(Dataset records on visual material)
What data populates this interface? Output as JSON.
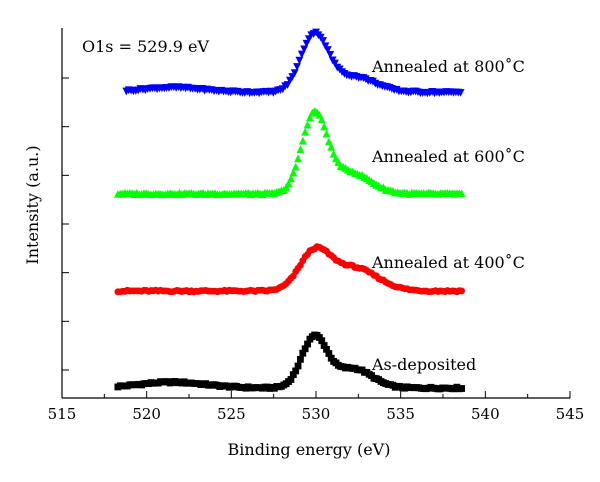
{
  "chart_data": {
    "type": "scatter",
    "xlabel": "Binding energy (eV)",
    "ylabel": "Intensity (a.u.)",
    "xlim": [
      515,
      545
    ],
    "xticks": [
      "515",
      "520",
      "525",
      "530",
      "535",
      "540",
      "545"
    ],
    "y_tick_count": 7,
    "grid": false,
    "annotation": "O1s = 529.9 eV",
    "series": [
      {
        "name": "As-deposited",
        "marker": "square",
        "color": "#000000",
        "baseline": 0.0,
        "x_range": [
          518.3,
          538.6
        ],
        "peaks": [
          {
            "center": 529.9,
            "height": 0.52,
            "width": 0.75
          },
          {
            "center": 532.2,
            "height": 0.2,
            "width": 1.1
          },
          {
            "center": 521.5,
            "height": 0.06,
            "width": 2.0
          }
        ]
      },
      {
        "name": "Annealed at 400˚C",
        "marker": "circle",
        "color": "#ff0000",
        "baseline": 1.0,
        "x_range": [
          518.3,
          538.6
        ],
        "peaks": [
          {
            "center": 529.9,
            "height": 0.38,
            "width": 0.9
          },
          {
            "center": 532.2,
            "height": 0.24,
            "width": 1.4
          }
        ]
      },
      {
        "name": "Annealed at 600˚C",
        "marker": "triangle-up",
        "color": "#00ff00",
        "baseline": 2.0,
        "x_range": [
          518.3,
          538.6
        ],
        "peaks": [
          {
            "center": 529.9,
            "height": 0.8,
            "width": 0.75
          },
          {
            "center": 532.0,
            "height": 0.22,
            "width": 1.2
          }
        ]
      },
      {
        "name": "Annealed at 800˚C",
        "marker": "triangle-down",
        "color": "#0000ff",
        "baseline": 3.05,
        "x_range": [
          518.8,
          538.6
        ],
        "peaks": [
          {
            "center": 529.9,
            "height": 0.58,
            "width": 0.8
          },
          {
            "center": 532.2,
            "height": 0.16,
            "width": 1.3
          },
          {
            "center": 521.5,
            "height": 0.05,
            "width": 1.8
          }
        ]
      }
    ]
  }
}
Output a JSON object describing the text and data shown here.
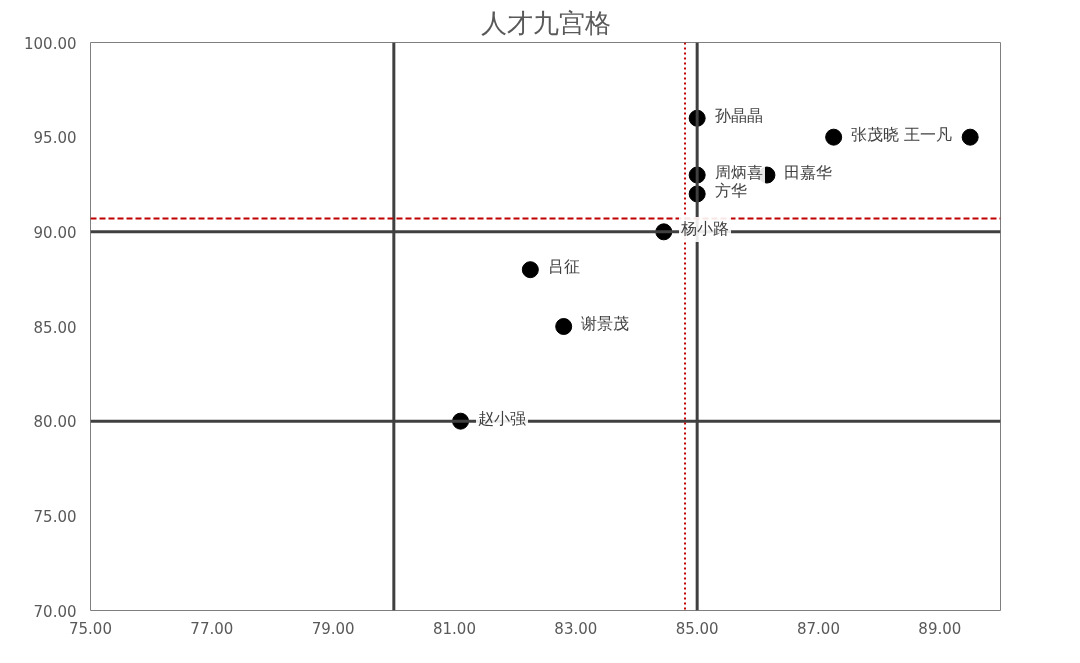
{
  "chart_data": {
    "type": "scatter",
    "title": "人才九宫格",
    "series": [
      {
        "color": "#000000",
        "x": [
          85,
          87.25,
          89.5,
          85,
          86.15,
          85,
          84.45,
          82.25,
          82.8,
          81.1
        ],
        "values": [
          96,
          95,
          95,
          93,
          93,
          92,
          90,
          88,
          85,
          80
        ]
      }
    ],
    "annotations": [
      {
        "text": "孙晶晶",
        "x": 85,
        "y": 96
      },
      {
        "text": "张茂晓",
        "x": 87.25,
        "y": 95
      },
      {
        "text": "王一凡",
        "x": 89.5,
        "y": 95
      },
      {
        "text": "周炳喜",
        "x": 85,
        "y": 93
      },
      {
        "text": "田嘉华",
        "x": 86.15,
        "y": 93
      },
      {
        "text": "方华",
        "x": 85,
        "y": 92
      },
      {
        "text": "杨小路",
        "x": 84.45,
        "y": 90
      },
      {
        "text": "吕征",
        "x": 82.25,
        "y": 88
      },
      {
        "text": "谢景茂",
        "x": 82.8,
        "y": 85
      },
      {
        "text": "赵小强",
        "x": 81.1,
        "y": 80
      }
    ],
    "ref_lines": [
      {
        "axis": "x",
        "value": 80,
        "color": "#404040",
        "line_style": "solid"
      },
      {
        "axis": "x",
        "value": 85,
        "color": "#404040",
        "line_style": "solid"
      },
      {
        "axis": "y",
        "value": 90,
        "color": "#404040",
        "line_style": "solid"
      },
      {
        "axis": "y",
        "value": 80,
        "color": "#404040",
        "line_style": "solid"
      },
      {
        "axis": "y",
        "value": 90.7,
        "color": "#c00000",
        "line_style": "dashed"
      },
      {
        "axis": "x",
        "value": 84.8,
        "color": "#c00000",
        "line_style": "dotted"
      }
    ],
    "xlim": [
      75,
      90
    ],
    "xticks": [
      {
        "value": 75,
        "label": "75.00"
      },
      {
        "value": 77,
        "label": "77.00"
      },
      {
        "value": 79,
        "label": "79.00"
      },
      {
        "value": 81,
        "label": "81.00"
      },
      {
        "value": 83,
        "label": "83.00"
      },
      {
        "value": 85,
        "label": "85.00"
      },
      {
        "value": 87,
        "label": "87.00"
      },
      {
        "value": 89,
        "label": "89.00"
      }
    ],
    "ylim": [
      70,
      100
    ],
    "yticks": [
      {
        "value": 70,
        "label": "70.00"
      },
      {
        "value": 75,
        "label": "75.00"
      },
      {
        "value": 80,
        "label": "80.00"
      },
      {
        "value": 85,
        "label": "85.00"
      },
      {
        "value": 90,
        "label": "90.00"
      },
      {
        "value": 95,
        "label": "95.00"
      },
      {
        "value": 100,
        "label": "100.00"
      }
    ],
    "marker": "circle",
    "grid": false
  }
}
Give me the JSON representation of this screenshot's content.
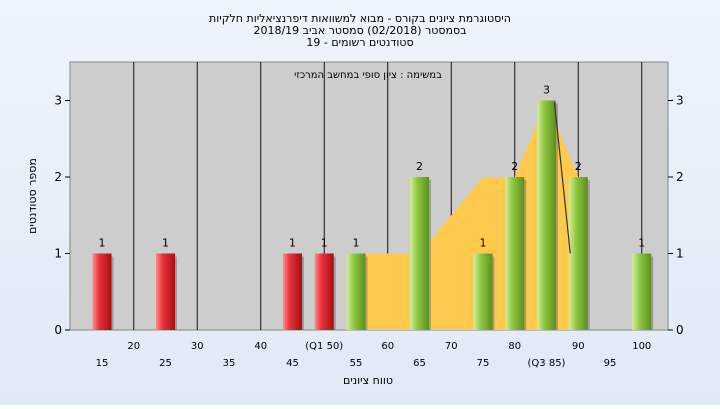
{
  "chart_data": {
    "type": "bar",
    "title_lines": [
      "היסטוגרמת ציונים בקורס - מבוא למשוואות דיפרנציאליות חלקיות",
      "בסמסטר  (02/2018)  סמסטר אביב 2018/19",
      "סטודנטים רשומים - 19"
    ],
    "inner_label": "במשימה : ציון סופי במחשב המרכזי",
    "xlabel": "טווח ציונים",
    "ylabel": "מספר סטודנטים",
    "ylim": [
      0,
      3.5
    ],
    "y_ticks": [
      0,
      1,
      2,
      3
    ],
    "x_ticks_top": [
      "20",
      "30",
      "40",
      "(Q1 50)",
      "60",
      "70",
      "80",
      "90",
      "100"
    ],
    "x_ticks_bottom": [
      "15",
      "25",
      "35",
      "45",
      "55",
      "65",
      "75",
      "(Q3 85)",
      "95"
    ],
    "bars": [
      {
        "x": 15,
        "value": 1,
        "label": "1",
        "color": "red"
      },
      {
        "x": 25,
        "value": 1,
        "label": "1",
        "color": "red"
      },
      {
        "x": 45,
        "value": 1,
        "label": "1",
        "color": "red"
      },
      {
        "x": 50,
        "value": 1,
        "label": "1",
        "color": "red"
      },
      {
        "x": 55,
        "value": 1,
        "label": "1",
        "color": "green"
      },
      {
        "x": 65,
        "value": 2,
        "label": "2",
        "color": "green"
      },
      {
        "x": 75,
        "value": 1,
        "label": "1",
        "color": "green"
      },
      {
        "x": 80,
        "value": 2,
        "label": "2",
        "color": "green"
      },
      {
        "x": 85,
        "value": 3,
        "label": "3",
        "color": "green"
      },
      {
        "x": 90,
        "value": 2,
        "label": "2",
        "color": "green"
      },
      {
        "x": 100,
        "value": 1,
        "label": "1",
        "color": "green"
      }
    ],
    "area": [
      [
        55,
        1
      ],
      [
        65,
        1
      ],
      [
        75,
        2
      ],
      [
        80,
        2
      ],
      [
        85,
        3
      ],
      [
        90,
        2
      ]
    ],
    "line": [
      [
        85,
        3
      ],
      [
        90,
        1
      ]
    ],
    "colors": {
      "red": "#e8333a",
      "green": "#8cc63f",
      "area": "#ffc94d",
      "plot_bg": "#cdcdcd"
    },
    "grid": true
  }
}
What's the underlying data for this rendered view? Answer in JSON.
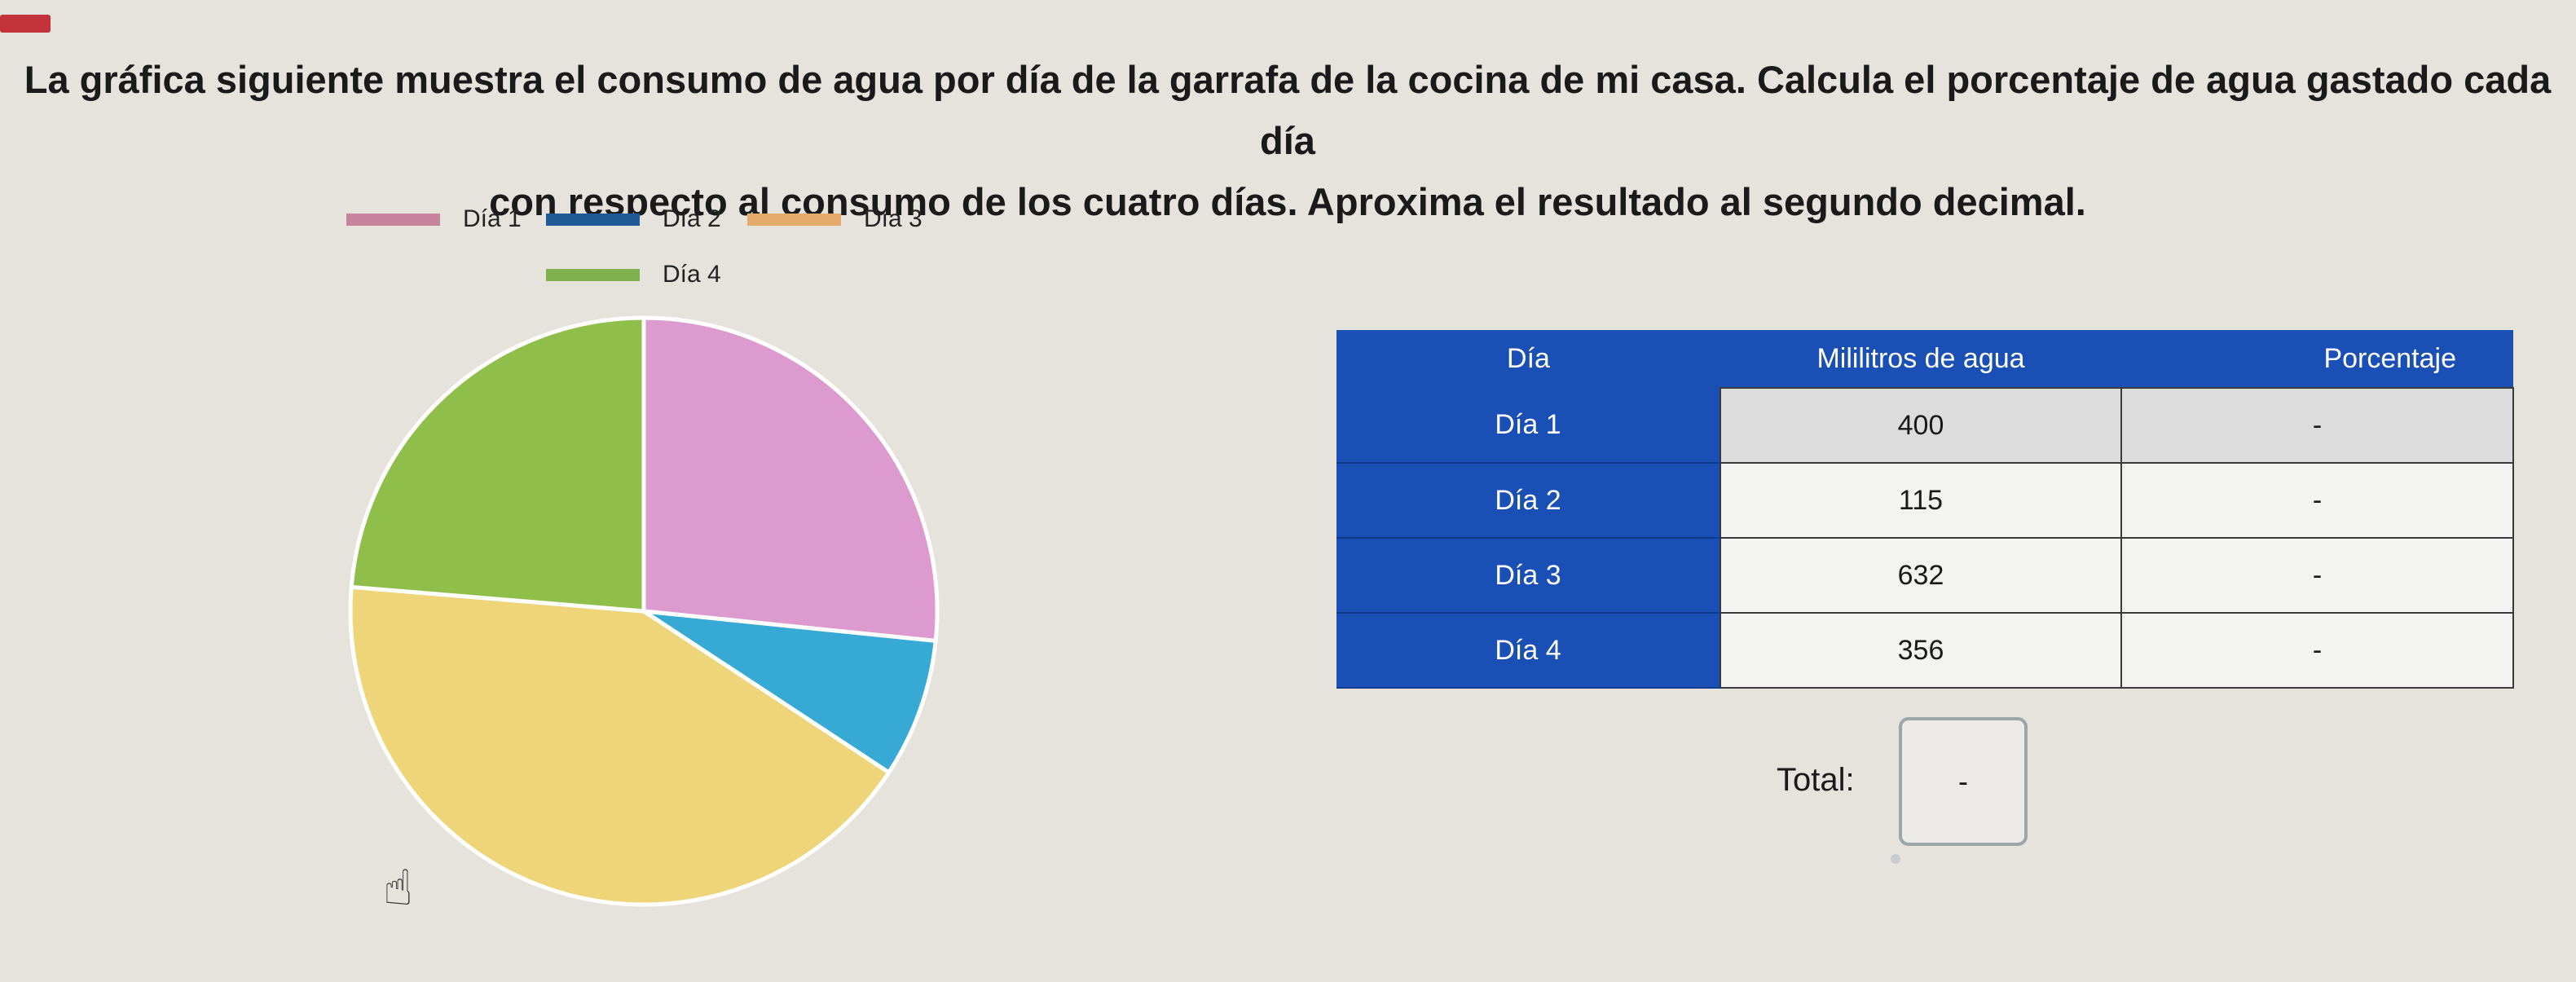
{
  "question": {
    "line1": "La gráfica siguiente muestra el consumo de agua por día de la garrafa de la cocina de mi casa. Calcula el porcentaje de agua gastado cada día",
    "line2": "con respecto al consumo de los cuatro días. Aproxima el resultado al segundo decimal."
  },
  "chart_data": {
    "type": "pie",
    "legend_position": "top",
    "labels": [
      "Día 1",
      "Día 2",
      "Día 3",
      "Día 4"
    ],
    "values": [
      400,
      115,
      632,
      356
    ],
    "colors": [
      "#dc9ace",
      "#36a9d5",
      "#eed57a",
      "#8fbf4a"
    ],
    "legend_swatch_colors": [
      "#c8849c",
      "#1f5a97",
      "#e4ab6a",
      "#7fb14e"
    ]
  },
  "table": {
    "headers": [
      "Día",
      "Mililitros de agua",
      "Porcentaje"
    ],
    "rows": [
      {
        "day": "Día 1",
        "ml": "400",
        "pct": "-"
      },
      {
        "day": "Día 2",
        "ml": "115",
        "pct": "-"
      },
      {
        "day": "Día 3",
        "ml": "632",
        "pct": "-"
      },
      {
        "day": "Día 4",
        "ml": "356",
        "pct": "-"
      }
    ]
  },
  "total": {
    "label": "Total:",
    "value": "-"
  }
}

What you will do: Collect the lines that hold "ציונים".

Solution for this problem:
      "היסטוגרמת ציונים בקורס - מבוא למשוואות דיפרנציאליות חלקיות",
    "xlabel": "טווח ציונים",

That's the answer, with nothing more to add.